Check each line of the material below for "text". Report how many have it, with no other words.

DATA IN THIS EXERCISE:
□ □ □

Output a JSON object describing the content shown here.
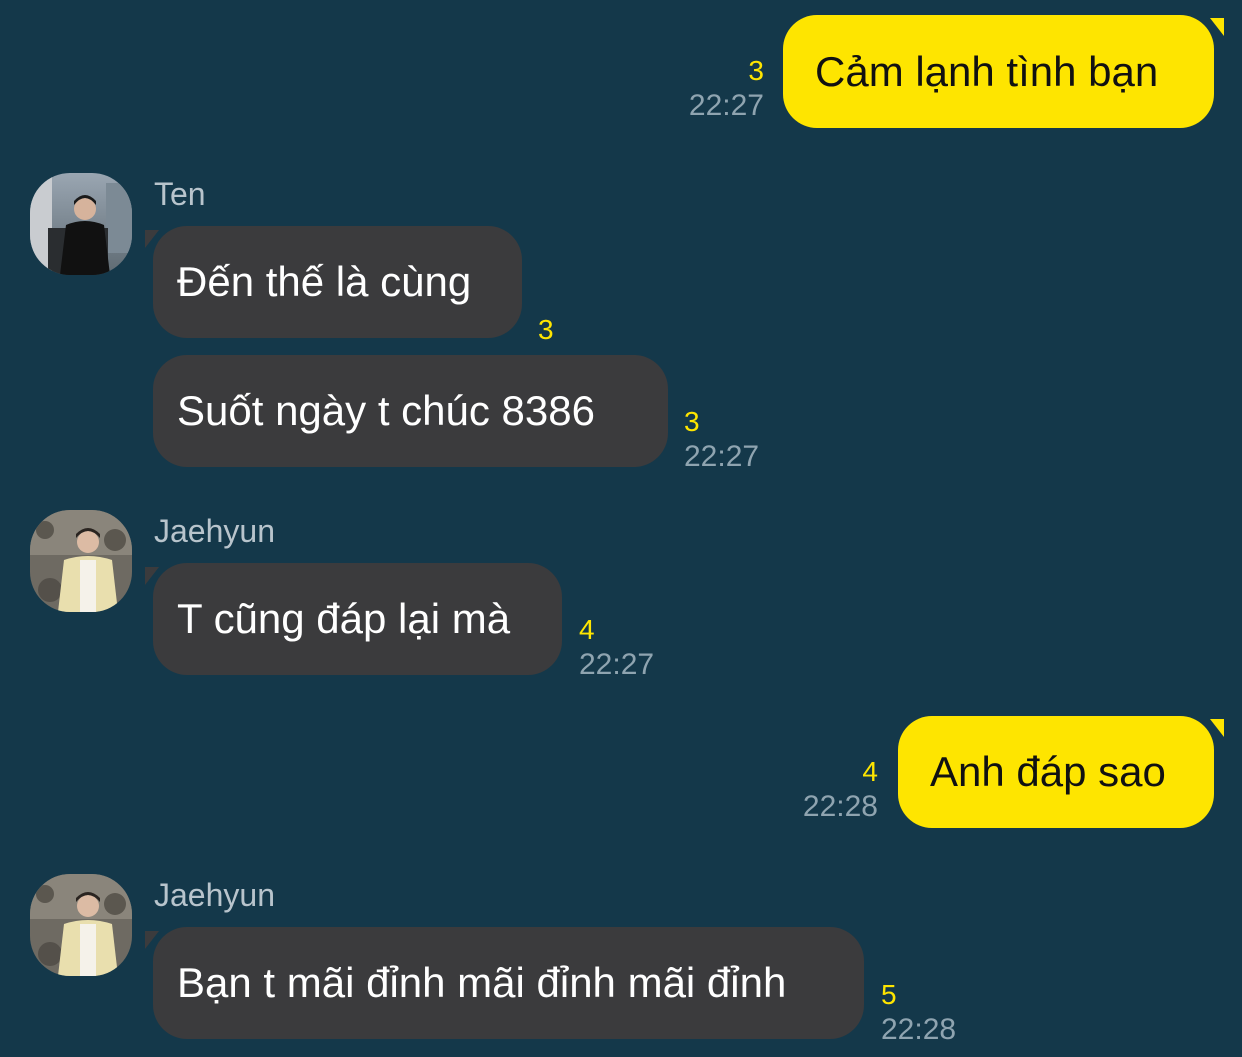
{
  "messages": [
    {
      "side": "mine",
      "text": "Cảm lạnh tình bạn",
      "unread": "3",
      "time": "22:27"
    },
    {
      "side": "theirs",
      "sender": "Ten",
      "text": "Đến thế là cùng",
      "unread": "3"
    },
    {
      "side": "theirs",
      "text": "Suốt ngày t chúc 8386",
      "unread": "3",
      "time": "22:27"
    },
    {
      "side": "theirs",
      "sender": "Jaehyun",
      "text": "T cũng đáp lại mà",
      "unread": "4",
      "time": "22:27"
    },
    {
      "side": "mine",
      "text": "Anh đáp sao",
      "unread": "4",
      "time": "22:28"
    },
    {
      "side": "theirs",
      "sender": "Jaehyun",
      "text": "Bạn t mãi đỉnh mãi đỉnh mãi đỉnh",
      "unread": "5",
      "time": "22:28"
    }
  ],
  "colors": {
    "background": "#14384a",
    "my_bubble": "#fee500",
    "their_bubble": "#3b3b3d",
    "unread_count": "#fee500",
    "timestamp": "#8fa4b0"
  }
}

□ □ □

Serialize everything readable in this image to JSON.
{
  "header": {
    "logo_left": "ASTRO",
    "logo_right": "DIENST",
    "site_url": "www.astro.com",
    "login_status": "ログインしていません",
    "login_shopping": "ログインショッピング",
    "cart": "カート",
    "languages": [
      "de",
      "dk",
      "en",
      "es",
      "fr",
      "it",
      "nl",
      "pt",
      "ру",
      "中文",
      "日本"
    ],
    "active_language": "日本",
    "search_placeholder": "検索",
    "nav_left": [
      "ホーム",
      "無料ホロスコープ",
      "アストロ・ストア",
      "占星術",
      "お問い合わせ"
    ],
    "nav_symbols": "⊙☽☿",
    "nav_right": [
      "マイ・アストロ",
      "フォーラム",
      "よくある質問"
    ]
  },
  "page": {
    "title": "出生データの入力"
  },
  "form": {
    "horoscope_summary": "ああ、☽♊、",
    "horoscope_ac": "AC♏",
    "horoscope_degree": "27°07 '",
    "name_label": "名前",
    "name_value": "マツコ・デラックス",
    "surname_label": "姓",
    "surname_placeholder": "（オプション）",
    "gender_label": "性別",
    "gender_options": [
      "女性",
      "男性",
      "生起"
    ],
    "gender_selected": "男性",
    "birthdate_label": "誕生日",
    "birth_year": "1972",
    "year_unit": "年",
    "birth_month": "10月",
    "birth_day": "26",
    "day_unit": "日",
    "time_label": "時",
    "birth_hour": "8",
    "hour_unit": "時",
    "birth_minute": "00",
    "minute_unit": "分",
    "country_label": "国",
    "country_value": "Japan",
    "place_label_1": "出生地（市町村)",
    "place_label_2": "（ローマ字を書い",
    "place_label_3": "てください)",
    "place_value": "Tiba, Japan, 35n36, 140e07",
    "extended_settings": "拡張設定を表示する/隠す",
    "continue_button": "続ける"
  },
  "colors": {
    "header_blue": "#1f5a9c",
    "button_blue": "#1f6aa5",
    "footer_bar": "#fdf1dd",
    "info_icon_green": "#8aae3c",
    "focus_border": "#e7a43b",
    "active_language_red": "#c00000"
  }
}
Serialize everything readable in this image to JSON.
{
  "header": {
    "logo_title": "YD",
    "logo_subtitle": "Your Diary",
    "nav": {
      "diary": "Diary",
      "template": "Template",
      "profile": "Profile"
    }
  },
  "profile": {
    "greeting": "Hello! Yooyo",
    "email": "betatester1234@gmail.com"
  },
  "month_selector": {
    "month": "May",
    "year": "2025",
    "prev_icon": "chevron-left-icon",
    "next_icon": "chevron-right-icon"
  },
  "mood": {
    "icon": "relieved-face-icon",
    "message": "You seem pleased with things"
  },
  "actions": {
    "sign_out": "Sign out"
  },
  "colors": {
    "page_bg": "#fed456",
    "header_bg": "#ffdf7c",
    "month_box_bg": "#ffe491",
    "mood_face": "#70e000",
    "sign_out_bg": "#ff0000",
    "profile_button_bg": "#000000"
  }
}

□ □ □

RESPONSE FOR THIS EXERCISE: 6